Stated exercise: Find every line in the records below that holds the word "dựng" and copy it.

== Recorded data ==

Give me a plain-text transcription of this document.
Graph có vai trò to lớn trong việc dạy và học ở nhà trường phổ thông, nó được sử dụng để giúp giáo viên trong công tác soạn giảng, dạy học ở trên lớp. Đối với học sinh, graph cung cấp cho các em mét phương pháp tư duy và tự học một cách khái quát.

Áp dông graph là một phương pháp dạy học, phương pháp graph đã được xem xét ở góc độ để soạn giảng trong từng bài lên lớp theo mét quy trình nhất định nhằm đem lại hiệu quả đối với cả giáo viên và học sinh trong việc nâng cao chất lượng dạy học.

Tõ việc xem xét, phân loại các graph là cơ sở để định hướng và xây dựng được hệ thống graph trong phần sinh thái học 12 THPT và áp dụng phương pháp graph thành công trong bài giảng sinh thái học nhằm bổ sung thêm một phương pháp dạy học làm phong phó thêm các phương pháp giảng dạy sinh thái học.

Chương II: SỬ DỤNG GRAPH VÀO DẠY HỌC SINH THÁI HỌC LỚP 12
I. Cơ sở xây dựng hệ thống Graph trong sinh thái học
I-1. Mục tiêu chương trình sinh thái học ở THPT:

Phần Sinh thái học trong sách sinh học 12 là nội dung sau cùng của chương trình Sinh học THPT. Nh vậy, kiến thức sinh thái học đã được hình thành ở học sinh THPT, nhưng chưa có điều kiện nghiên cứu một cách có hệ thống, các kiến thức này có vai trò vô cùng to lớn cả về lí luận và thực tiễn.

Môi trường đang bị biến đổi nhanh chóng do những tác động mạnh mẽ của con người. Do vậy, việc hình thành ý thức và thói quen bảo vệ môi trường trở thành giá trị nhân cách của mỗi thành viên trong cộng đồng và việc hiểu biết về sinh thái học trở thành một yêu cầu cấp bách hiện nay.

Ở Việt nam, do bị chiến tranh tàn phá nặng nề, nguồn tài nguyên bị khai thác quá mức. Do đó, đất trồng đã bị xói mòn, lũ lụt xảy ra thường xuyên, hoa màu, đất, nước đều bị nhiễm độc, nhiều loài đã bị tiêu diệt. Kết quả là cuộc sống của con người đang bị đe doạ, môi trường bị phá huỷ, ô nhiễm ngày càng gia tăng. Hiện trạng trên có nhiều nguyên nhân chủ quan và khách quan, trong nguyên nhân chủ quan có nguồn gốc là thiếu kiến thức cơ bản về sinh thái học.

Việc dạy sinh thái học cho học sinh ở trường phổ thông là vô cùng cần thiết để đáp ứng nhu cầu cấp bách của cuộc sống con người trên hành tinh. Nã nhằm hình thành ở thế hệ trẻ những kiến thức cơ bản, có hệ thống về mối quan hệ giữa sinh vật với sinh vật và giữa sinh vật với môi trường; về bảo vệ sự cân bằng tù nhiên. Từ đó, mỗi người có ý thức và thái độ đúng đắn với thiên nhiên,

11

===

Answer for the task:
Tõ việc xem xét, phân loại các graph là cơ sở để định hướng và xây dựng được hệ thống graph trong phần sinh thái học 12 THPT và áp dụng phương pháp graph thành công trong bài giảng sinh thái học nhằm bổ sung thêm một phương pháp dạy học làm phong phó thêm các phương pháp giảng dạy sinh thái học.
I. Cơ sở xây dựng hệ thống Graph trong sinh thái học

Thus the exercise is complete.